* Required task
State how many lines contain the string "text", and write nothing else.

[Stored records]
-=-=-

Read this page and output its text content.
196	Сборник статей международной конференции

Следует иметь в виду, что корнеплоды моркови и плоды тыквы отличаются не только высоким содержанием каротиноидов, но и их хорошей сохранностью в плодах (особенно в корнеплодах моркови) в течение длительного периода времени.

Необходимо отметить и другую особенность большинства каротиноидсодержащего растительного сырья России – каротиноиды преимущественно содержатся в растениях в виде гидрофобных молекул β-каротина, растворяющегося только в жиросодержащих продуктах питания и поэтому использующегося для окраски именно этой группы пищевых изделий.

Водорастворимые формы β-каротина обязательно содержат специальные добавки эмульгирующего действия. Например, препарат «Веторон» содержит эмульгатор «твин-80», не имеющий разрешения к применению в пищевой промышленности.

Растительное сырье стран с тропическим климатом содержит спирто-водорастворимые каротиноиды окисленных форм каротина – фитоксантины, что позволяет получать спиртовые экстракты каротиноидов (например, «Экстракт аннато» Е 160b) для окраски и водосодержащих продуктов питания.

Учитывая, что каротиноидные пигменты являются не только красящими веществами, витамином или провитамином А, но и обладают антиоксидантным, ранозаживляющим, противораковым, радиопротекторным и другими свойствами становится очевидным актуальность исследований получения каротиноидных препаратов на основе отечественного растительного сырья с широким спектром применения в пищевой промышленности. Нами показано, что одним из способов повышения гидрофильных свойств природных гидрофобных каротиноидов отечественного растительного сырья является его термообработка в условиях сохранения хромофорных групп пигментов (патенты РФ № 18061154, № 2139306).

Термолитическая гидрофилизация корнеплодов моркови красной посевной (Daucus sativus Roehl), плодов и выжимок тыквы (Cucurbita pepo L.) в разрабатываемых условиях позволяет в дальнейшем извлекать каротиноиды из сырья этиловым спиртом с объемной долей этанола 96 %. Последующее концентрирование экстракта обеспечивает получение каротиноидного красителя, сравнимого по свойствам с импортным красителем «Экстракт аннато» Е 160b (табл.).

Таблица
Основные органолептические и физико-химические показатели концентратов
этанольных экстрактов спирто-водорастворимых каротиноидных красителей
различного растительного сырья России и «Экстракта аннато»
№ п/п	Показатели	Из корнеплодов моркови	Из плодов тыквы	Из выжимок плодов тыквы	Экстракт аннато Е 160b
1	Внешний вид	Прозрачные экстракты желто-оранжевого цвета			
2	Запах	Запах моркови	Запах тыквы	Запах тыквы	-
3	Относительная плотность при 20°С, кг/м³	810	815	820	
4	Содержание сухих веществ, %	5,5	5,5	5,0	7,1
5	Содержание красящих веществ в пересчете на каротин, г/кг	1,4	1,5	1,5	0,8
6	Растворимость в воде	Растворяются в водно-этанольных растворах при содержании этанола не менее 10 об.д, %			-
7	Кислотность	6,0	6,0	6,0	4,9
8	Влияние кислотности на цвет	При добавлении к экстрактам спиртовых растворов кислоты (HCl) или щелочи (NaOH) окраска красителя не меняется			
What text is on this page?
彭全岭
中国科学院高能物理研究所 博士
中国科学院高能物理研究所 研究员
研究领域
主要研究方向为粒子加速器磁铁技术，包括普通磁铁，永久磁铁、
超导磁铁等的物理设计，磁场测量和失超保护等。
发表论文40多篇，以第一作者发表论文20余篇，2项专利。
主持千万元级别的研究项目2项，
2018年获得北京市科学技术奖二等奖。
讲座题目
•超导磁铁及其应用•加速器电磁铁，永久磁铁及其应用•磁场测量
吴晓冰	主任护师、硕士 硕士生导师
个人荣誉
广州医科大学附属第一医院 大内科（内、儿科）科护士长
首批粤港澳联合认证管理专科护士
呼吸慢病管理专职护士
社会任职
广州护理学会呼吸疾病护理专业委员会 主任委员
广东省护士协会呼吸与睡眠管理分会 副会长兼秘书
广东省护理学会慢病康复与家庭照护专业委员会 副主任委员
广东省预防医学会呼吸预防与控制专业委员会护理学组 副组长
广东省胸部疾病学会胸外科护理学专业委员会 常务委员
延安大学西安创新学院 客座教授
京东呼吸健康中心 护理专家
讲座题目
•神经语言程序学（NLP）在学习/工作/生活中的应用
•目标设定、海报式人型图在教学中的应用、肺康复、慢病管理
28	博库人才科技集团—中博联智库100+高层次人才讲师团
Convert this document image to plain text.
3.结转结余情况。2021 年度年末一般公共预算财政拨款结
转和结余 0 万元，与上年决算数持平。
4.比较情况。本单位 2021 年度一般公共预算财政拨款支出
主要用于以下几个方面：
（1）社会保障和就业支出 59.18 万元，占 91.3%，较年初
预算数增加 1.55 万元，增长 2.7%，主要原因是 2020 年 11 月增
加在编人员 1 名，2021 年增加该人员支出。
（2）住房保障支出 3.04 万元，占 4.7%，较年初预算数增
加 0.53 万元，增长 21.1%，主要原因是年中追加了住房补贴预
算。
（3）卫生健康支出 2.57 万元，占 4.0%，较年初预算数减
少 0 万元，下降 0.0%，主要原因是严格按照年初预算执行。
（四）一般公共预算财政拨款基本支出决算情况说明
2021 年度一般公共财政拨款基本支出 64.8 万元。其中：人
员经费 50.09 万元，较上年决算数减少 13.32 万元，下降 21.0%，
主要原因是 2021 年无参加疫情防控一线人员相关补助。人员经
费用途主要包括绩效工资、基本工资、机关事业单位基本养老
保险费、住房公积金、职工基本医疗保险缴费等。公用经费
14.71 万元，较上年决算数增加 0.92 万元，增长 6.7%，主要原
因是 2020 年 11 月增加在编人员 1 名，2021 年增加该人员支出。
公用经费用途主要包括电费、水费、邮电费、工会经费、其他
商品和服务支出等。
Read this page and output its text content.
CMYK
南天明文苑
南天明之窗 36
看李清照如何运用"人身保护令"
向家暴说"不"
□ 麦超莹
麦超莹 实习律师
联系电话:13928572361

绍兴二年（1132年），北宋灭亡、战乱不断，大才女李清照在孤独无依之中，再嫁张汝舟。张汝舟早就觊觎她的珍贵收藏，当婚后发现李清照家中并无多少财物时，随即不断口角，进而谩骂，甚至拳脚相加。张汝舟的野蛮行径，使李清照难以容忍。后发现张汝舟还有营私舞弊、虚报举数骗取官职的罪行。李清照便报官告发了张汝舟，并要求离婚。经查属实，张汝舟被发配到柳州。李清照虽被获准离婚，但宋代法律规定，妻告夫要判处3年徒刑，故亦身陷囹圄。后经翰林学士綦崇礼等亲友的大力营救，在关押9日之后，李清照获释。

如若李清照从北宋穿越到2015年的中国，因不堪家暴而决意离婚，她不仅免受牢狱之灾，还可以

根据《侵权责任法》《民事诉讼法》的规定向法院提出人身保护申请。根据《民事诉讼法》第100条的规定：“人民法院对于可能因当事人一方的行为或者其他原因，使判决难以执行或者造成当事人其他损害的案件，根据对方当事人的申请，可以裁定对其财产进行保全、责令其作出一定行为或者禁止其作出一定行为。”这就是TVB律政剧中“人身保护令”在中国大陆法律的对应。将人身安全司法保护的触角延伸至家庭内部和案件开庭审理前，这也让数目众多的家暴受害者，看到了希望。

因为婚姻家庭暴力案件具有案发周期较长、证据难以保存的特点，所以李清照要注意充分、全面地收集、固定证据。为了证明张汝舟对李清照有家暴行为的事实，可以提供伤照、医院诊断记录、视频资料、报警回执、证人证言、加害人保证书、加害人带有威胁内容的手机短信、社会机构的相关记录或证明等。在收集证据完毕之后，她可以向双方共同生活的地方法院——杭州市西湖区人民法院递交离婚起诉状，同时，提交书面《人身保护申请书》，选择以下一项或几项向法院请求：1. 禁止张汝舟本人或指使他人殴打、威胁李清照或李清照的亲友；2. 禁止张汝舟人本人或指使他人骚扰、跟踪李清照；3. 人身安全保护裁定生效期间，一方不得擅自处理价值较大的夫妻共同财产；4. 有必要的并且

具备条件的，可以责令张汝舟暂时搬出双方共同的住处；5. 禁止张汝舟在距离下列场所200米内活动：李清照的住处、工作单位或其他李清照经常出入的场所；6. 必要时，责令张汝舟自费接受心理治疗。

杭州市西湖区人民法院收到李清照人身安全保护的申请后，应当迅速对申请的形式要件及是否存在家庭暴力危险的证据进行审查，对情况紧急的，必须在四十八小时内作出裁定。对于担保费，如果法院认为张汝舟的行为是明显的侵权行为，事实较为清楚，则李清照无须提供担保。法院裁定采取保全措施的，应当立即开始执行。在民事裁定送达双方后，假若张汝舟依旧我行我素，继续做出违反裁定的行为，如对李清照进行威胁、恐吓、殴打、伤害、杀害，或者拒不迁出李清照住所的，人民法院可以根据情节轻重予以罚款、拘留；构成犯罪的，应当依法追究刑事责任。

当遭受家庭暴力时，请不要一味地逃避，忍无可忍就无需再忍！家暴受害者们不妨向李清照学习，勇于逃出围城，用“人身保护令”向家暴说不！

-=-=-

* Answer to the task
4